▶ **The exercise**
Set the listing down again in full, word for word, with the pictures left out.

▶ **Extracted data entries**
□ □ □
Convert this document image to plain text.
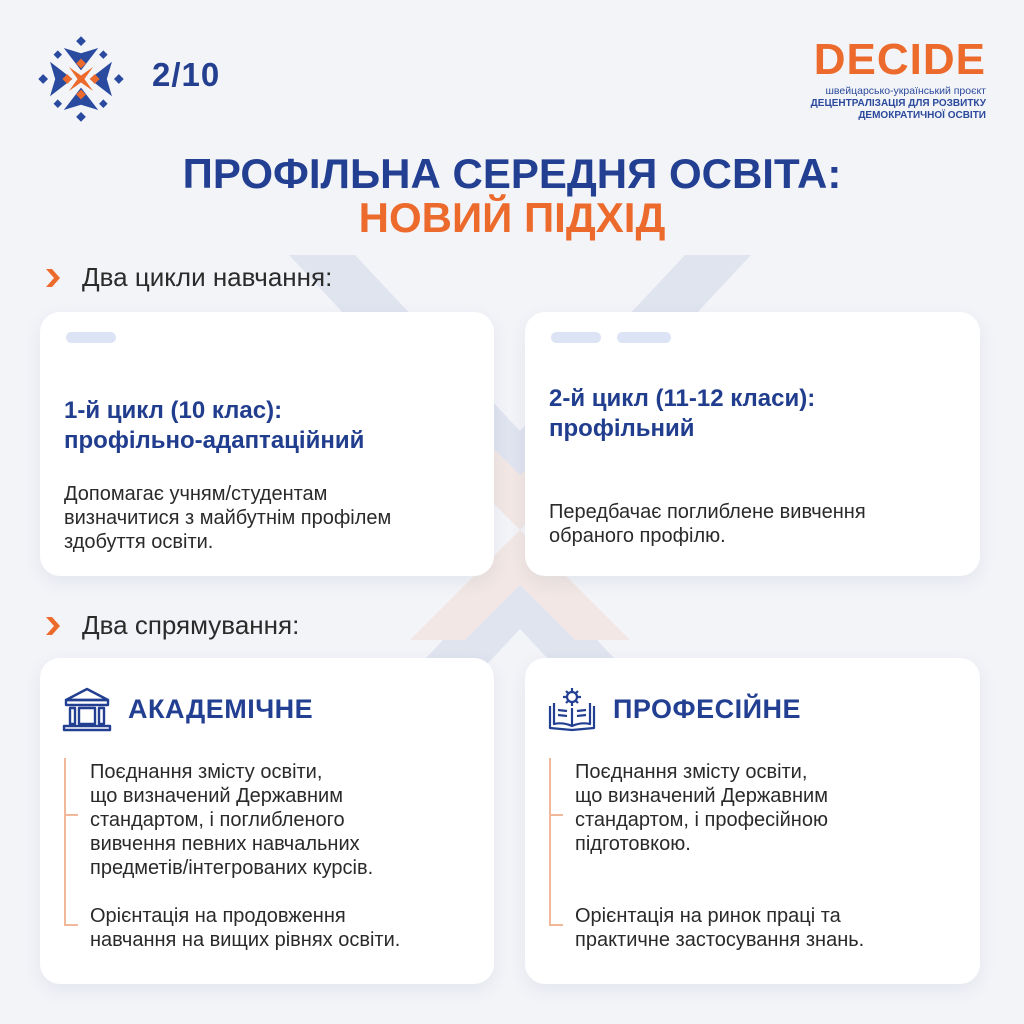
2/10	DECIDE
швейцарсько-український проєкт
ДЕЦЕНТРАЛІЗАЦІЯ ДЛЯ РОЗВИТКУ
ДЕМОКРАТИЧНОЇ ОСВІТИ
ПРОФІЛЬНА СЕРЕДНЯ ОСВІТА:
НОВИЙ ПІДХІД
Два цикли навчання:
1-й цикл (10 клас):
профільно-адаптаційний
Допомагає учням/студентам
визначитися з майбутнім профілем
здобуття освіти.
2-й цикл (11-12 класи):
профільний
Передбачає поглиблене вивчення
обраного профілю.
Два спрямування:
АКАДЕМІЧНЕ
Поєднання змісту освіти,
що визначений Державним
стандартом, і поглибленого
вивчення певних навчальних
предметів/інтегрованих курсів.
Орієнтація на продовження
навчання на вищих рівнях освіти.
ПРОФЕСІЙНЕ
Поєднання змісту освіти,
що визначений Державним
стандартом, і професійною
підготовкою.
Орієнтація на ринок праці та
практичне застосування знань.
□ □ □
▶ **Problem solution**
Convert this document image to plain text.
2/10	DECIDE
швейцарсько-український проєкт
ДЕЦЕНТРАЛІЗАЦІЯ ДЛЯ РОЗВИТКУ
ДЕМОКРАТИЧНОЇ ОСВІТИ
ПРОФІЛЬНА СЕРЕДНЯ ОСВІТА:
НОВИЙ ПІДХІД
Два цикли навчання:
1-й цикл (10 клас):
профільно-адаптаційний
Допомагає учням/студентам
визначитися з майбутнім профілем
здобуття освіти.
2-й цикл (11-12 класи):
профільний
Передбачає поглиблене вивчення
обраного профілю.
Два спрямування:
АКАДЕМІЧНЕ
Поєднання змісту освіти,
що визначений Державним
стандартом, і поглибленого
вивчення певних навчальних
предметів/інтегрованих курсів.
Орієнтація на продовження
навчання на вищих рівнях освіти.
ПРОФЕСІЙНЕ
Поєднання змісту освіти,
що визначений Державним
стандартом, і професійною
підготовкою.
Орієнтація на ринок праці та
практичне застосування знань.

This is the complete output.